WHAT THE EXERCISE ASKS>
Identify the lines that contain the string "Mary", then copy each of them.

━━━ ENTRIES SHOWN ━━━

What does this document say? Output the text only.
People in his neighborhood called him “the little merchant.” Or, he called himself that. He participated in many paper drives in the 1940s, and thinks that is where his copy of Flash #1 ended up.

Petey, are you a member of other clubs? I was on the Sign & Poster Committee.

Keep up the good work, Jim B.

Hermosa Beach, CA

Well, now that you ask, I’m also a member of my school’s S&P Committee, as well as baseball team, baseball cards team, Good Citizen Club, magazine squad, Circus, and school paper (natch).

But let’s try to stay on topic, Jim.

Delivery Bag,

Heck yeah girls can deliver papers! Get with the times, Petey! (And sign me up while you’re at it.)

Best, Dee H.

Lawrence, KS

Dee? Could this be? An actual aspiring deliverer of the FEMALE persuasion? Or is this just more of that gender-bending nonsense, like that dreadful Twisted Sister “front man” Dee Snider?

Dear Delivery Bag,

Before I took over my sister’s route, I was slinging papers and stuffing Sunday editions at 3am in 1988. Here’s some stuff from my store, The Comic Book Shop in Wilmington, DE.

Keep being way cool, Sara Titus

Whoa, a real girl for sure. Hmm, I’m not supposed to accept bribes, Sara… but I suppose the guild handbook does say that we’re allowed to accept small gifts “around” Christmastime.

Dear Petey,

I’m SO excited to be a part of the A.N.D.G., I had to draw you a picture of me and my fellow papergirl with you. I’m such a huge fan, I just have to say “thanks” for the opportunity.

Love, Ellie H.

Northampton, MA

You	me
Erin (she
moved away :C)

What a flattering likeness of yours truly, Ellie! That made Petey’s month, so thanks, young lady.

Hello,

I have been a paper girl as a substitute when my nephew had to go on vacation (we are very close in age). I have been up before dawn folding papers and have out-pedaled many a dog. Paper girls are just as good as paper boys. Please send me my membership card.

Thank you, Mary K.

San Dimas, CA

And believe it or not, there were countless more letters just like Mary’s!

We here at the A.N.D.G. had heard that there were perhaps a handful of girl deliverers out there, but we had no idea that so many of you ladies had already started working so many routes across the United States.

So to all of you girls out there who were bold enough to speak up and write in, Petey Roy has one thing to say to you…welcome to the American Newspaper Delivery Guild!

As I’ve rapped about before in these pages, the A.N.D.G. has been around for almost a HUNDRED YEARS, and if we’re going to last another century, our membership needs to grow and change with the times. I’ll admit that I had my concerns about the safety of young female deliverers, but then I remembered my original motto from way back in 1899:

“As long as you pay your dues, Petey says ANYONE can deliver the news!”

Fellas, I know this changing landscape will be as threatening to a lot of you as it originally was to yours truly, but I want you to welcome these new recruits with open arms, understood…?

━━━

PROBLEM SOLUTION>
Thank you, Mary K.
And believe it or not, there were countless more letters just like Mary’s!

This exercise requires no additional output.